- **INSTRUCTIONS FOR THE TASK**
Without including the pictures, copy out every line below.

Extracted records:
__________________________________________________

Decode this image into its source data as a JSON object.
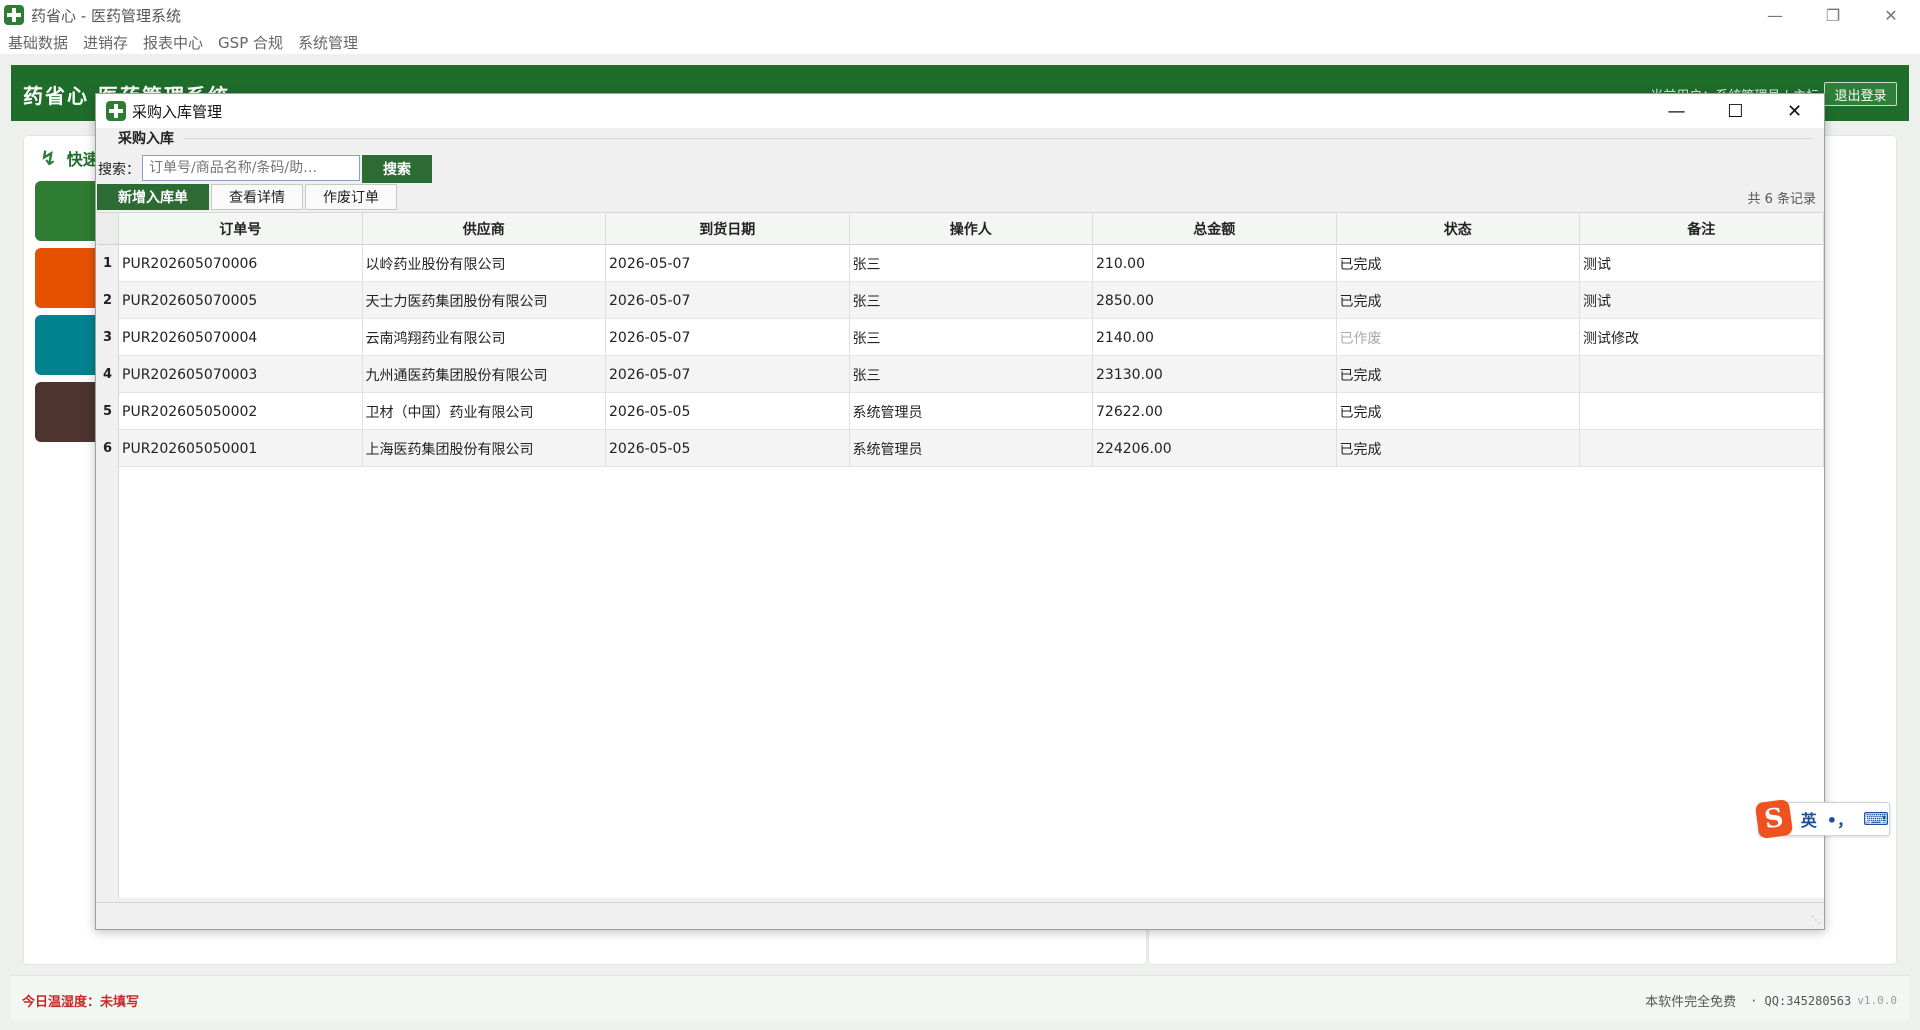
{
  "app": {
    "title": "药省心 - 医药管理系统",
    "menu": [
      "基础数据",
      "进销存",
      "报表中心",
      "GSP 合规",
      "系统管理"
    ],
    "header_title": "药省心 医药管理系统",
    "header_user": "当前用户：系统管理员 | 主标",
    "logout_label": "退出登录",
    "quick_title": "快速",
    "quick_tiles": [
      {
        "color": "#2e7d32"
      },
      {
        "color": "#e65100"
      },
      {
        "color": "#00838f"
      },
      {
        "color": "#4e342e"
      }
    ]
  },
  "status": {
    "temp_label": "今日温湿度：",
    "temp_value": "未填写",
    "free_text": "本软件完全免费",
    "qq": "· QQ:345280563",
    "version": "v1.0.0"
  },
  "dialog": {
    "title": "采购入库管理",
    "group_label": "采购入库",
    "search_label": "搜索：",
    "search_placeholder": "订单号/商品名称/条码/助…",
    "search_button": "搜索",
    "buttons": {
      "new": "新增入库单",
      "detail": "查看详情",
      "void": "作废订单"
    },
    "record_count": "共 6 条记录",
    "columns": [
      "订单号",
      "供应商",
      "到货日期",
      "操作人",
      "总金额",
      "状态",
      "备注"
    ],
    "rows": [
      {
        "no": "1",
        "order": "PUR202605070006",
        "supplier": "以岭药业股份有限公司",
        "date": "2026-05-07",
        "operator": "张三",
        "amount": "210.00",
        "status": "已完成",
        "remark": "测试"
      },
      {
        "no": "2",
        "order": "PUR202605070005",
        "supplier": "天士力医药集团股份有限公司",
        "date": "2026-05-07",
        "operator": "张三",
        "amount": "2850.00",
        "status": "已完成",
        "remark": "测试"
      },
      {
        "no": "3",
        "order": "PUR202605070004",
        "supplier": "云南鸿翔药业有限公司",
        "date": "2026-05-07",
        "operator": "张三",
        "amount": "2140.00",
        "status": "已作废",
        "remark": "测试修改"
      },
      {
        "no": "4",
        "order": "PUR202605070003",
        "supplier": "九州通医药集团股份有限公司",
        "date": "2026-05-07",
        "operator": "张三",
        "amount": "23130.00",
        "status": "已完成",
        "remark": ""
      },
      {
        "no": "5",
        "order": "PUR202605050002",
        "supplier": "卫材（中国）药业有限公司",
        "date": "2026-05-05",
        "operator": "系统管理员",
        "amount": "72622.00",
        "status": "已完成",
        "remark": ""
      },
      {
        "no": "6",
        "order": "PUR202605050001",
        "supplier": "上海医药集团股份有限公司",
        "date": "2026-05-05",
        "operator": "系统管理员",
        "amount": "224206.00",
        "status": "已完成",
        "remark": ""
      }
    ]
  },
  "ime": {
    "logo": "S",
    "lang": "英",
    "punct": "•，",
    "keyboard_icon": "⌨"
  }
}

__________________________________________________

- **EXERCISE RESULT**
Decode this image into its source data as a JSON object.
{
  "app": {
    "title": "药省心 - 医药管理系统",
    "menu": [
      "基础数据",
      "进销存",
      "报表中心",
      "GSP 合规",
      "系统管理"
    ],
    "header_title": "药省心 医药管理系统",
    "header_user": "当前用户：系统管理员 | 主标",
    "logout_label": "退出登录",
    "quick_title": "快速",
    "quick_tiles": [
      {
        "color": "#2e7d32"
      },
      {
        "color": "#e65100"
      },
      {
        "color": "#00838f"
      },
      {
        "color": "#4e342e"
      }
    ]
  },
  "status": {
    "temp_label": "今日温湿度：",
    "temp_value": "未填写",
    "free_text": "本软件完全免费",
    "qq": "· QQ:345280563",
    "version": "v1.0.0"
  },
  "dialog": {
    "title": "采购入库管理",
    "group_label": "采购入库",
    "search_label": "搜索：",
    "search_placeholder": "订单号/商品名称/条码/助…",
    "search_button": "搜索",
    "buttons": {
      "new": "新增入库单",
      "detail": "查看详情",
      "void": "作废订单"
    },
    "record_count": "共 6 条记录",
    "columns": [
      "订单号",
      "供应商",
      "到货日期",
      "操作人",
      "总金额",
      "状态",
      "备注"
    ],
    "rows": [
      {
        "no": "1",
        "order": "PUR202605070006",
        "supplier": "以岭药业股份有限公司",
        "date": "2026-05-07",
        "operator": "张三",
        "amount": "210.00",
        "status": "已完成",
        "remark": "测试"
      },
      {
        "no": "2",
        "order": "PUR202605070005",
        "supplier": "天士力医药集团股份有限公司",
        "date": "2026-05-07",
        "operator": "张三",
        "amount": "2850.00",
        "status": "已完成",
        "remark": "测试"
      },
      {
        "no": "3",
        "order": "PUR202605070004",
        "supplier": "云南鸿翔药业有限公司",
        "date": "2026-05-07",
        "operator": "张三",
        "amount": "2140.00",
        "status": "已作废",
        "remark": "测试修改"
      },
      {
        "no": "4",
        "order": "PUR202605070003",
        "supplier": "九州通医药集团股份有限公司",
        "date": "2026-05-07",
        "operator": "张三",
        "amount": "23130.00",
        "status": "已完成",
        "remark": ""
      },
      {
        "no": "5",
        "order": "PUR202605050002",
        "supplier": "卫材（中国）药业有限公司",
        "date": "2026-05-05",
        "operator": "系统管理员",
        "amount": "72622.00",
        "status": "已完成",
        "remark": ""
      },
      {
        "no": "6",
        "order": "PUR202605050001",
        "supplier": "上海医药集团股份有限公司",
        "date": "2026-05-05",
        "operator": "系统管理员",
        "amount": "224206.00",
        "status": "已完成",
        "remark": ""
      }
    ]
  },
  "ime": {
    "logo": "S",
    "lang": "英",
    "punct": "•，",
    "keyboard_icon": "⌨"
  }
}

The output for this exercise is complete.